Stored data entries
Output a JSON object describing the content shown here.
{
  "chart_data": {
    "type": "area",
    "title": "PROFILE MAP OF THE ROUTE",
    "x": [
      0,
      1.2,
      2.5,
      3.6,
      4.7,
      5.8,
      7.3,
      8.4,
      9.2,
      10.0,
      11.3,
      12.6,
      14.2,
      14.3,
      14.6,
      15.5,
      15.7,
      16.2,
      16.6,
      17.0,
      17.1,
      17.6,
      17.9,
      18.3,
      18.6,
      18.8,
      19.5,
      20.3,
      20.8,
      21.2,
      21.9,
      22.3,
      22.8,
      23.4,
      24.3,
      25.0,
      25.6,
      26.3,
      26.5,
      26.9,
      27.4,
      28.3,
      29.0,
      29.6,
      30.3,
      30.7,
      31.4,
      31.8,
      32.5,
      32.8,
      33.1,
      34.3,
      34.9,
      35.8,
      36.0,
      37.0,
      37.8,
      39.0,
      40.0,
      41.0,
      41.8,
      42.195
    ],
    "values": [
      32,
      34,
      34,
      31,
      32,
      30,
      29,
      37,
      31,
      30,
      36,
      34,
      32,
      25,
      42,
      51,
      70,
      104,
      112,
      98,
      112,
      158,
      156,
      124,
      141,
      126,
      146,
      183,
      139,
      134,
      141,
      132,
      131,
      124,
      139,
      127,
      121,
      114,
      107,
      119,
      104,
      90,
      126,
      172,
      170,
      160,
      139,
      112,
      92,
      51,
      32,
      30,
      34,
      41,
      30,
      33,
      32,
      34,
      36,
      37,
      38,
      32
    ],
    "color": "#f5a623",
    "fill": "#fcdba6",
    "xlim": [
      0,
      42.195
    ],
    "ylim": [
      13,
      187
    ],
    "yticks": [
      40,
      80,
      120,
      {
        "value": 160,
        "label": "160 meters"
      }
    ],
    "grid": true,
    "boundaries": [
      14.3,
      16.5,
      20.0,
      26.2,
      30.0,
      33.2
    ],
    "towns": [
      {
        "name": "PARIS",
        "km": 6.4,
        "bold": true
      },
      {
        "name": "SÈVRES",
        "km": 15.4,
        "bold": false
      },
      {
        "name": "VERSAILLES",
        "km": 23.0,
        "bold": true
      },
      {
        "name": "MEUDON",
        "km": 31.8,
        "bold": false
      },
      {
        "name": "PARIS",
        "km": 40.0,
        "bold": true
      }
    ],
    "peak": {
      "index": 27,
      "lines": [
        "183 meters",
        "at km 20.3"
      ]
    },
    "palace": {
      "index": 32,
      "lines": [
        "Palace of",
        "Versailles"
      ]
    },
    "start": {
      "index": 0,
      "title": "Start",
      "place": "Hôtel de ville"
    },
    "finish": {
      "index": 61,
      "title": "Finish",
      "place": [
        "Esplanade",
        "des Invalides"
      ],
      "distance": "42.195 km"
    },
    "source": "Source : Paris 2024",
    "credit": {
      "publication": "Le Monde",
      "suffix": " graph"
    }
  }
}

• **PROBLEM STATEMENT**: Return every record, word for word.

• **COMPLETED TASK**:
Output a JSON object describing the content shown here.
{
  "chart_data": {
    "type": "area",
    "title": "PROFILE MAP OF THE ROUTE",
    "x": [
      0,
      1.2,
      2.5,
      3.6,
      4.7,
      5.8,
      7.3,
      8.4,
      9.2,
      10.0,
      11.3,
      12.6,
      14.2,
      14.3,
      14.6,
      15.5,
      15.7,
      16.2,
      16.6,
      17.0,
      17.1,
      17.6,
      17.9,
      18.3,
      18.6,
      18.8,
      19.5,
      20.3,
      20.8,
      21.2,
      21.9,
      22.3,
      22.8,
      23.4,
      24.3,
      25.0,
      25.6,
      26.3,
      26.5,
      26.9,
      27.4,
      28.3,
      29.0,
      29.6,
      30.3,
      30.7,
      31.4,
      31.8,
      32.5,
      32.8,
      33.1,
      34.3,
      34.9,
      35.8,
      36.0,
      37.0,
      37.8,
      39.0,
      40.0,
      41.0,
      41.8,
      42.195
    ],
    "values": [
      32,
      34,
      34,
      31,
      32,
      30,
      29,
      37,
      31,
      30,
      36,
      34,
      32,
      25,
      42,
      51,
      70,
      104,
      112,
      98,
      112,
      158,
      156,
      124,
      141,
      126,
      146,
      183,
      139,
      134,
      141,
      132,
      131,
      124,
      139,
      127,
      121,
      114,
      107,
      119,
      104,
      90,
      126,
      172,
      170,
      160,
      139,
      112,
      92,
      51,
      32,
      30,
      34,
      41,
      30,
      33,
      32,
      34,
      36,
      37,
      38,
      32
    ],
    "color": "#f5a623",
    "fill": "#fcdba6",
    "xlim": [
      0,
      42.195
    ],
    "ylim": [
      13,
      187
    ],
    "yticks": [
      40,
      80,
      120,
      {
        "value": 160,
        "label": "160 meters"
      }
    ],
    "grid": true,
    "boundaries": [
      14.3,
      16.5,
      20.0,
      26.2,
      30.0,
      33.2
    ],
    "towns": [
      {
        "name": "PARIS",
        "km": 6.4,
        "bold": true
      },
      {
        "name": "SÈVRES",
        "km": 15.4,
        "bold": false
      },
      {
        "name": "VERSAILLES",
        "km": 23.0,
        "bold": true
      },
      {
        "name": "MEUDON",
        "km": 31.8,
        "bold": false
      },
      {
        "name": "PARIS",
        "km": 40.0,
        "bold": true
      }
    ],
    "peak": {
      "index": 27,
      "lines": [
        "183 meters",
        "at km 20.3"
      ]
    },
    "palace": {
      "index": 32,
      "lines": [
        "Palace of",
        "Versailles"
      ]
    },
    "start": {
      "index": 0,
      "title": "Start",
      "place": "Hôtel de ville"
    },
    "finish": {
      "index": 61,
      "title": "Finish",
      "place": [
        "Esplanade",
        "des Invalides"
      ],
      "distance": "42.195 km"
    },
    "source": "Source : Paris 2024",
    "credit": {
      "publication": "Le Monde",
      "suffix": " graph"
    }
  }
}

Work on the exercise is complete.